COMARCA DE BELO HORIZONTE

15ª VARA CÍVEL

 

Autor: Hélio Humberto Calcagno Neto

Aline Barroso Mourão Calcagno

Réu: Habitare Construtora e Incorporadora S.A.

Natureza: Ordinária

Processo nº: 0024.12.328.233-7

Sentença

 

 

Vistos etc.

 

 

HÉLIO HUMBERTO CALCAGNO NETO e ALINE BARROSO MOURÃO CALCAGNO ajuizaram a presente Ação de Indenização em desfavor de HABITARE CONSTRUTORA E INCORPORADORA S.A., alegando, em síntese, que celebraram com a ré, em 21 de novembro de 2006, um contrato de promessa de compra e venda, cujo objeto seria a aquisição de um apartamento. Afirmam que o prazo para entrega do imóvel era 30 de julho de 2010, contudo, tal prazo foi adiado, fazendo com que os autores permanecessem mais tempo do que o esperado morando de favor. Aduzem que o imóvel só lhes foi entregue em 08 de maio de 2012. Ao final, pugnam pela condenação da ré ao pagamento da multa contratual pelo atraso, bem como indenização por danos morais. Juntaram os documentos de fls. 11/76.

 

Devidamente citada, a ré apresentou contestação às fls. 86/105, afirmando que o real prazo para entrega do imóvel seria até o dia 23/01/2011, pois no contrato firmado havia um prazo de tolerância de 120 (cento e vinte) dias para a liberação. Afirma também que os próprios autores solicitaram modificações no imóvel, o que, conforme estabelecido contratualmente, prorrogou o prazo final para a entrega para o dia 23/04/2011. Aduz a ocorrência de caso fortuito em decorrência da alteração das condições climáticas, o que impossibilitou a entrega do imóvel no interregno inicialmente avençado. Alega também a impossibilidade de sua condenação ao pagamento da multa contratual, porquanto já houve ampla e total quitação do imóvel. Por fim, requer a improcedência do pedido com a condenação dos autores aos ônus sucumbenciais. Anexou os documentos de fls.106/158.

 

Decretada revelia da parte ré às fls.159.

 

Agravo retido às fls.171/172 e contraminuta às fls.174/176.

 

Nesta data vieram-me os autos conclusos.

 

É o relatório.

 

DECIDO.

 

À míngua de preliminares, passo ao exame do mérito.

 

A presente ação tem como escopo o ressarcimento por danos morais e materiais sofridos pelos autores por não ter sido cumprido o contrato de promessa de compra e venda de imóvel firmado com a ré no prazo avençado.

################

Tarefas
1 – Reescreva em forma de lista o parágrafo da sentença que começa com "HÉLIO HUMBERTO CALCAGNO NETO e ALINE", mantendo os fatos principais.
2 – Converta em uma lista JSON de strings, uma para cada linha, os registros que começam na linha com "Annotate this image: element" e seguem até a linha com "figure-panel-a: 0.0 1.0", incluindo as duas e omitindo linhas em branco.

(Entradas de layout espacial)
################

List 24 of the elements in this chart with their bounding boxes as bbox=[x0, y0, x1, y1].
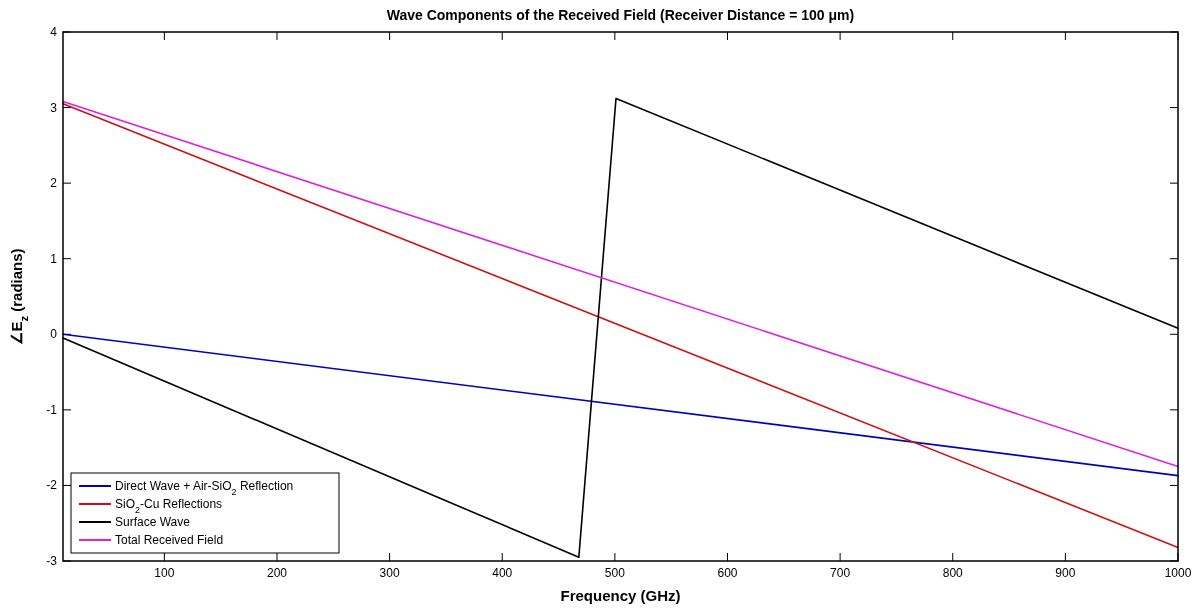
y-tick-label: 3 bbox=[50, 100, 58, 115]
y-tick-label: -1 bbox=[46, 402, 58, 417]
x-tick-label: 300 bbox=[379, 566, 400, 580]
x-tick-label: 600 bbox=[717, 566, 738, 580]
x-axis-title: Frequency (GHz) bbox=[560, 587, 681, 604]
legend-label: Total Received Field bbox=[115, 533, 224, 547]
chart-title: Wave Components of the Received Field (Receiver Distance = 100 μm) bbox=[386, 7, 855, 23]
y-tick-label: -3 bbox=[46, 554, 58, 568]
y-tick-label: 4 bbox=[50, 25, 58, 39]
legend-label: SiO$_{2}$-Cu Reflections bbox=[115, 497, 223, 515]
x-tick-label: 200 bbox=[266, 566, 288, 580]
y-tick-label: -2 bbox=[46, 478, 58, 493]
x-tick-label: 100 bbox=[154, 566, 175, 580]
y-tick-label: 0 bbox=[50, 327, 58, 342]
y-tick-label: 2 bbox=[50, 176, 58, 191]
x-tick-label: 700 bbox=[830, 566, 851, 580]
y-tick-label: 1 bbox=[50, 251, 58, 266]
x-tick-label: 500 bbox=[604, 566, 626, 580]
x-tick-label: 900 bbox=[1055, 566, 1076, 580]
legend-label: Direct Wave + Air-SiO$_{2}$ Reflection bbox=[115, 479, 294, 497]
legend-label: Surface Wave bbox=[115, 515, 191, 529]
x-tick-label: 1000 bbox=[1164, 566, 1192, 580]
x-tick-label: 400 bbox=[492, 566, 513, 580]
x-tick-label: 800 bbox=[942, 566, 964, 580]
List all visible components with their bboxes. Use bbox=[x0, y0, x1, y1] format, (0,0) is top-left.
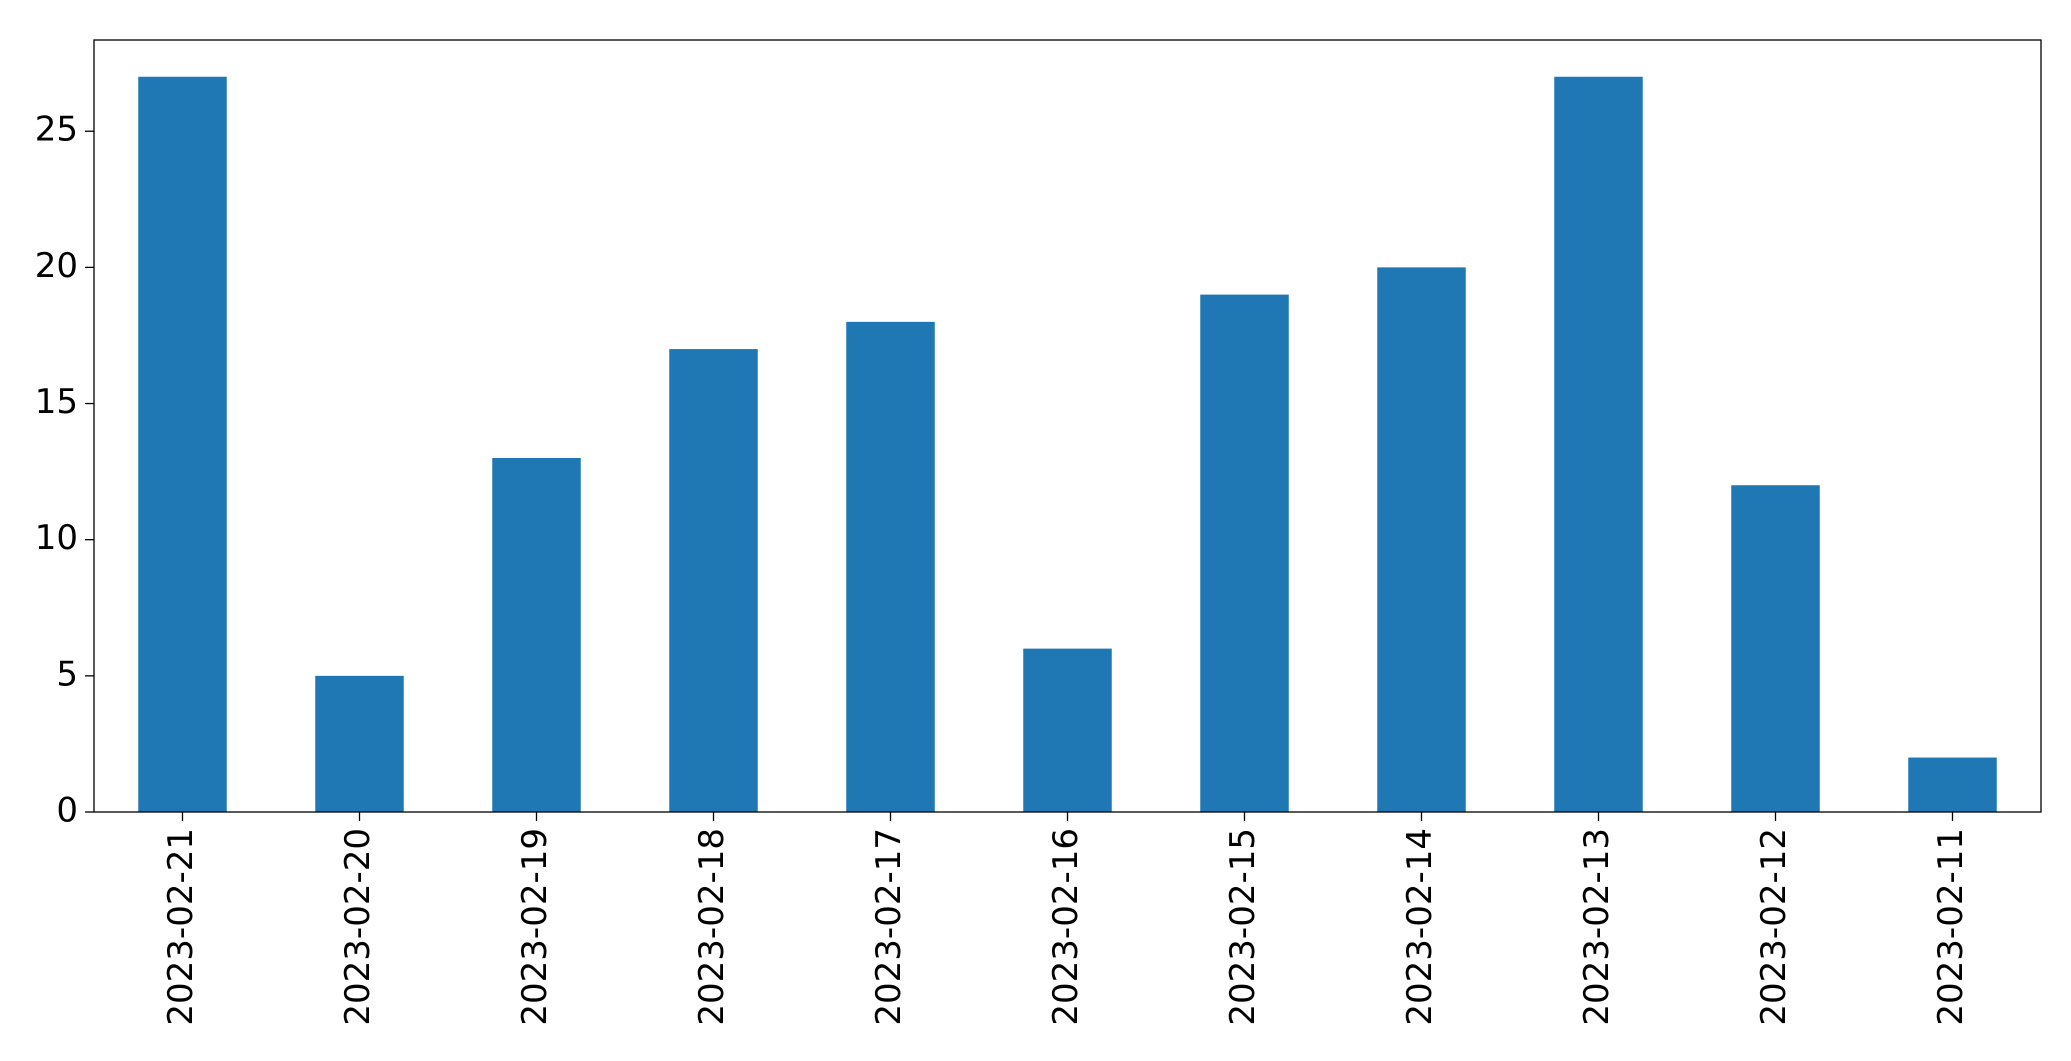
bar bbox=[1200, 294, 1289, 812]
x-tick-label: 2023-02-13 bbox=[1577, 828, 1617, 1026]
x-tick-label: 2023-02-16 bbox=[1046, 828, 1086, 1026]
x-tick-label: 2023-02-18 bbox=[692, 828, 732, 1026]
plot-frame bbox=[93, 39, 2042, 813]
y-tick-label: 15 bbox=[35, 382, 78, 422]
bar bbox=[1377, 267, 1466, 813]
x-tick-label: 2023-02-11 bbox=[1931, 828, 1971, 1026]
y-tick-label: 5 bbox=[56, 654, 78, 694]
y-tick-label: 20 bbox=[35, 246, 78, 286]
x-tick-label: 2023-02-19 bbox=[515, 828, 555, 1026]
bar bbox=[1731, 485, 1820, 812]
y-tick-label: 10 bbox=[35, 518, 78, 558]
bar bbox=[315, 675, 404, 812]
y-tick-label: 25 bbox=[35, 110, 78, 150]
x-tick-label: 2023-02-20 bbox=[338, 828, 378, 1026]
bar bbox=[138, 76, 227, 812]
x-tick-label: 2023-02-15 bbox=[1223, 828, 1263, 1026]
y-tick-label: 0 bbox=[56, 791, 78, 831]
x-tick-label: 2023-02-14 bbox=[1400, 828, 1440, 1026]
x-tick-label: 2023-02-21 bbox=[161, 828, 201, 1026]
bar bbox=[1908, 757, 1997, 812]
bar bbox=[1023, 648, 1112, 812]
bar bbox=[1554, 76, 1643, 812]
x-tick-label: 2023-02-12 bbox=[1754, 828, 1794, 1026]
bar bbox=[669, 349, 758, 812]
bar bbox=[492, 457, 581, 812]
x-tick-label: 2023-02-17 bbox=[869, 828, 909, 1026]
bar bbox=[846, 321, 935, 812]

################

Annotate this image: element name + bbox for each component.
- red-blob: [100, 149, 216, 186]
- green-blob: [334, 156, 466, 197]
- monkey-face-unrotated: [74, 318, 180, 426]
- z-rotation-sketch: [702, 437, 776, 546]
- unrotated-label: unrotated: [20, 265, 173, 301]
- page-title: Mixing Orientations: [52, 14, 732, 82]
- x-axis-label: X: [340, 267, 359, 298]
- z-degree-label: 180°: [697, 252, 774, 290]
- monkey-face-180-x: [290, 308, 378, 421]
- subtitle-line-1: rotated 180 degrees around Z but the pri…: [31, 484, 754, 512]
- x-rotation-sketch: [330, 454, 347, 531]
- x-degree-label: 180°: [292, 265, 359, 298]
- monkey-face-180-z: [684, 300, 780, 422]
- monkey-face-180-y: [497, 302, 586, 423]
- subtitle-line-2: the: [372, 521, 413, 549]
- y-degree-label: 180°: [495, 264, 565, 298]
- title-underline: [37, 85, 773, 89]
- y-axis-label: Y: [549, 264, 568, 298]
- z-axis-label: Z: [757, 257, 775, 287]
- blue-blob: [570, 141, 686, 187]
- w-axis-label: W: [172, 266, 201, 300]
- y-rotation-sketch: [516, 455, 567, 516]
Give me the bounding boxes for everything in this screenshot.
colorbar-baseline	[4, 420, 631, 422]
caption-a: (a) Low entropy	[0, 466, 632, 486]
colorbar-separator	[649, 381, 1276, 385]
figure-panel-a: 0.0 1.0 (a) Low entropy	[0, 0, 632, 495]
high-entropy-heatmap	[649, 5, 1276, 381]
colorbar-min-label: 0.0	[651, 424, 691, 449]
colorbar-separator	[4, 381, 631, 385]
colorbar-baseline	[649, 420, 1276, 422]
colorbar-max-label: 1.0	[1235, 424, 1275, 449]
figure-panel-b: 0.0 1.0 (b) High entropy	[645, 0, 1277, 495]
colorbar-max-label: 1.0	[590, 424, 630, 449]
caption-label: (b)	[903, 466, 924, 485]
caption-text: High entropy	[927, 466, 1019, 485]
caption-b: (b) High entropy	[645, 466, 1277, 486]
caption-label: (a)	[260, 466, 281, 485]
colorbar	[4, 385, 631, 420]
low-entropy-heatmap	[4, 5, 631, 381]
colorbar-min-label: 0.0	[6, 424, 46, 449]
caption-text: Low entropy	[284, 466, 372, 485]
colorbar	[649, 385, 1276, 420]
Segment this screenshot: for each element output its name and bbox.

################

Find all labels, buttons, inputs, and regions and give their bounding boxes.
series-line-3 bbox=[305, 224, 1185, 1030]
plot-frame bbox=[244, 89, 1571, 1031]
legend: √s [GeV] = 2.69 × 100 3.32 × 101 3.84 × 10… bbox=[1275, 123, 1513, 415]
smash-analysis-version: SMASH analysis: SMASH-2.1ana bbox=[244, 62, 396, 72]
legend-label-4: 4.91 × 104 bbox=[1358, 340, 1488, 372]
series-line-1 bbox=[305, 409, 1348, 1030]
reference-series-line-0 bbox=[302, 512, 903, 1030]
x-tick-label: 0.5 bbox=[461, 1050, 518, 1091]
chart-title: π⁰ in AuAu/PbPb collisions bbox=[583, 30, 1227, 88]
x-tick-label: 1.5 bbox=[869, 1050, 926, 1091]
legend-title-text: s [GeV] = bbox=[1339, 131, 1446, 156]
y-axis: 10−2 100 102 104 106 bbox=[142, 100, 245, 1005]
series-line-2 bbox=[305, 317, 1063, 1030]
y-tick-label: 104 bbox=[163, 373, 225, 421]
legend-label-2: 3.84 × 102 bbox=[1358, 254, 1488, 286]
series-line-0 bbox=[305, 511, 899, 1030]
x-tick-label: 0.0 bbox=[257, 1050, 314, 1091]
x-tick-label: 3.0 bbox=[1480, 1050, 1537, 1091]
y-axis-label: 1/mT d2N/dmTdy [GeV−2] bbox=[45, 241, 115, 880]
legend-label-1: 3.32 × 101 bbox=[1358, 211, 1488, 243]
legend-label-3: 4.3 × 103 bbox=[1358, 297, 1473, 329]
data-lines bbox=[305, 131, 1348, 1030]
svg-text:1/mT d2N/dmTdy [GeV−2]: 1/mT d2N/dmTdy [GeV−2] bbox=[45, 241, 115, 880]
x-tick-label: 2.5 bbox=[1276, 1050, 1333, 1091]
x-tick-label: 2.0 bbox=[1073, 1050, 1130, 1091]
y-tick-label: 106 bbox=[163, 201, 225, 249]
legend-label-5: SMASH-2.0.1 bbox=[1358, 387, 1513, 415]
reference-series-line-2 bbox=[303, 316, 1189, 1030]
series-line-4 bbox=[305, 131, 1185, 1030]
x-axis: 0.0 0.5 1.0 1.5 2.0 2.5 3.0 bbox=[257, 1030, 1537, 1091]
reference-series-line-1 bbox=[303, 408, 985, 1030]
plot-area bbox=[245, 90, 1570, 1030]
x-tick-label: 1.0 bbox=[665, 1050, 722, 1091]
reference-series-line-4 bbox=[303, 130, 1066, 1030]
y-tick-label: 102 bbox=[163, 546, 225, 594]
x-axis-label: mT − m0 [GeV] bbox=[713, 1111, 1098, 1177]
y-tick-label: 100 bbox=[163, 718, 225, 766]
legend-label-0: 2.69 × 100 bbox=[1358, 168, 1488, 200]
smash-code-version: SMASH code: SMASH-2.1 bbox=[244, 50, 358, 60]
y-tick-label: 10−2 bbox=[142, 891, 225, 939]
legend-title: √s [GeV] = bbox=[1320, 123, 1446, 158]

################

Respostas
1 –
- Autores: Hélio Humberto Calcagno Neto e Aline Barroso Mourão Calcagno
- Ré: Habitare Construtora e Incorporadora S.A.
- Tipo de ação: Ação de Indenização
- Contrato: promessa de compra e venda de um apartamento, celebrada em 21 de novembro de 2006
- Prazo de entrega: 30 de julho de 2010, depois adiado, o que fez os autores morarem de favor por mais tempo que o esperado
- Entrega efetiva: 08 de maio de 2012
- Pedidos: multa contratual pelo atraso e indenização por danos morais
- Documentos juntados: fls. 11/76

2 –
[
  "Annotate this image: element name + bbox for each component.",
  "- red-blob: [100, 149, 216, 186]",
  "- green-blob: [334, 156, 466, 197]",
  "- monkey-face-unrotated: [74, 318, 180, 426]",
  "- z-rotation-sketch: [702, 437, 776, 546]",
  "- unrotated-label: unrotated: [20, 265, 173, 301]",
  "- page-title: Mixing Orientations: [52, 14, 732, 82]",
  "- x-axis-label: X: [340, 267, 359, 298]",
  "- z-degree-label: 180°: [697, 252, 774, 290]",
  "- monkey-face-180-x: [290, 308, 378, 421]",
  "- subtitle-line-1: rotated 180 degrees around Z but the pri…: [31, 484, 754, 512]",
  "- x-rotation-sketch: [330, 454, 347, 531]",
  "- x-degree-label: 180°: [292, 265, 359, 298]",
  "- monkey-face-180-z: [684, 300, 780, 422]",
  "- monkey-face-180-y: [497, 302, 586, 423]",
  "- subtitle-line-2: the: [372, 521, 413, 549]",
  "- y-degree-label: 180°: [495, 264, 565, 298]",
  "- title-underline: [37, 85, 773, 89]",
  "- y-axis-label: Y: [549, 264, 568, 298]",
  "- z-axis-label: Z: [757, 257, 775, 287]",
  "- blue-blob: [570, 141, 686, 187]",
  "- w-axis-label: W: [172, 266, 201, 300]",
  "- y-rotation-sketch: [516, 455, 567, 516]",
  "Give me the bounding boxes for everything in this screenshot.",
  "colorbar-baseline\t[4, 420, 631, 422]",
  "caption-a: (a) Low entropy\t[0, 466, 632, 486]",
  "colorbar-separator\t[649, 381, 1276, 385]",
  "figure-panel-a: 0.0 1.0 (a) Low entropy\t[0, 0, 632, 495]"
]